▶ _Objective_
Every line of the material below must be repeated exactly.

▶ _Material to process_

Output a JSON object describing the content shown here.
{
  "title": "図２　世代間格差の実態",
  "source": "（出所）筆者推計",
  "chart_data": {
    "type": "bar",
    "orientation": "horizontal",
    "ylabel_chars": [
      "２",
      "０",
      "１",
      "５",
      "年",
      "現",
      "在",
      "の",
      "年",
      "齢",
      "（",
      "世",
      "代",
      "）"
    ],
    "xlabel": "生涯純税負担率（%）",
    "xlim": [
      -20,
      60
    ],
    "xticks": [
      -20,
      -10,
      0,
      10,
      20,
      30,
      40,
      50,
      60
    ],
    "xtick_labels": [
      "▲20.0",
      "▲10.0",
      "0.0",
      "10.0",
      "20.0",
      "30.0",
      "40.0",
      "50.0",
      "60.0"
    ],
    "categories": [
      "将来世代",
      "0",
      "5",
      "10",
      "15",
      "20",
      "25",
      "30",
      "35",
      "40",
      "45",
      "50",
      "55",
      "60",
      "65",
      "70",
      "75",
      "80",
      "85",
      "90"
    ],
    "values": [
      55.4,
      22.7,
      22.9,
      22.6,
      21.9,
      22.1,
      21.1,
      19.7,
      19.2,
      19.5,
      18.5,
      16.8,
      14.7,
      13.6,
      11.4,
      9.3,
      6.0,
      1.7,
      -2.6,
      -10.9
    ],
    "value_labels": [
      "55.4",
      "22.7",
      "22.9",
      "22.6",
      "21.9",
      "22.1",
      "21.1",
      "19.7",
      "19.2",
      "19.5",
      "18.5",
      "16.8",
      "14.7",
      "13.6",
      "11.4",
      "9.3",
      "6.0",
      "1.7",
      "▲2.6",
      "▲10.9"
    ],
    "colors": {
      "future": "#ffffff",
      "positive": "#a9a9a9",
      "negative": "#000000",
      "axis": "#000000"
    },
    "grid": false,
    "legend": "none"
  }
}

▶ _Exercise answer_
Output a JSON object describing the content shown here.
{
  "title": "図２　世代間格差の実態",
  "source": "（出所）筆者推計",
  "chart_data": {
    "type": "bar",
    "orientation": "horizontal",
    "ylabel_chars": [
      "２",
      "０",
      "１",
      "５",
      "年",
      "現",
      "在",
      "の",
      "年",
      "齢",
      "（",
      "世",
      "代",
      "）"
    ],
    "xlabel": "生涯純税負担率（%）",
    "xlim": [
      -20,
      60
    ],
    "xticks": [
      -20,
      -10,
      0,
      10,
      20,
      30,
      40,
      50,
      60
    ],
    "xtick_labels": [
      "▲20.0",
      "▲10.0",
      "0.0",
      "10.0",
      "20.0",
      "30.0",
      "40.0",
      "50.0",
      "60.0"
    ],
    "categories": [
      "将来世代",
      "0",
      "5",
      "10",
      "15",
      "20",
      "25",
      "30",
      "35",
      "40",
      "45",
      "50",
      "55",
      "60",
      "65",
      "70",
      "75",
      "80",
      "85",
      "90"
    ],
    "values": [
      55.4,
      22.7,
      22.9,
      22.6,
      21.9,
      22.1,
      21.1,
      19.7,
      19.2,
      19.5,
      18.5,
      16.8,
      14.7,
      13.6,
      11.4,
      9.3,
      6.0,
      1.7,
      -2.6,
      -10.9
    ],
    "value_labels": [
      "55.4",
      "22.7",
      "22.9",
      "22.6",
      "21.9",
      "22.1",
      "21.1",
      "19.7",
      "19.2",
      "19.5",
      "18.5",
      "16.8",
      "14.7",
      "13.6",
      "11.4",
      "9.3",
      "6.0",
      "1.7",
      "▲2.6",
      "▲10.9"
    ],
    "colors": {
      "future": "#ffffff",
      "positive": "#a9a9a9",
      "negative": "#000000",
      "axis": "#000000"
    },
    "grid": false,
    "legend": "none"
  }
}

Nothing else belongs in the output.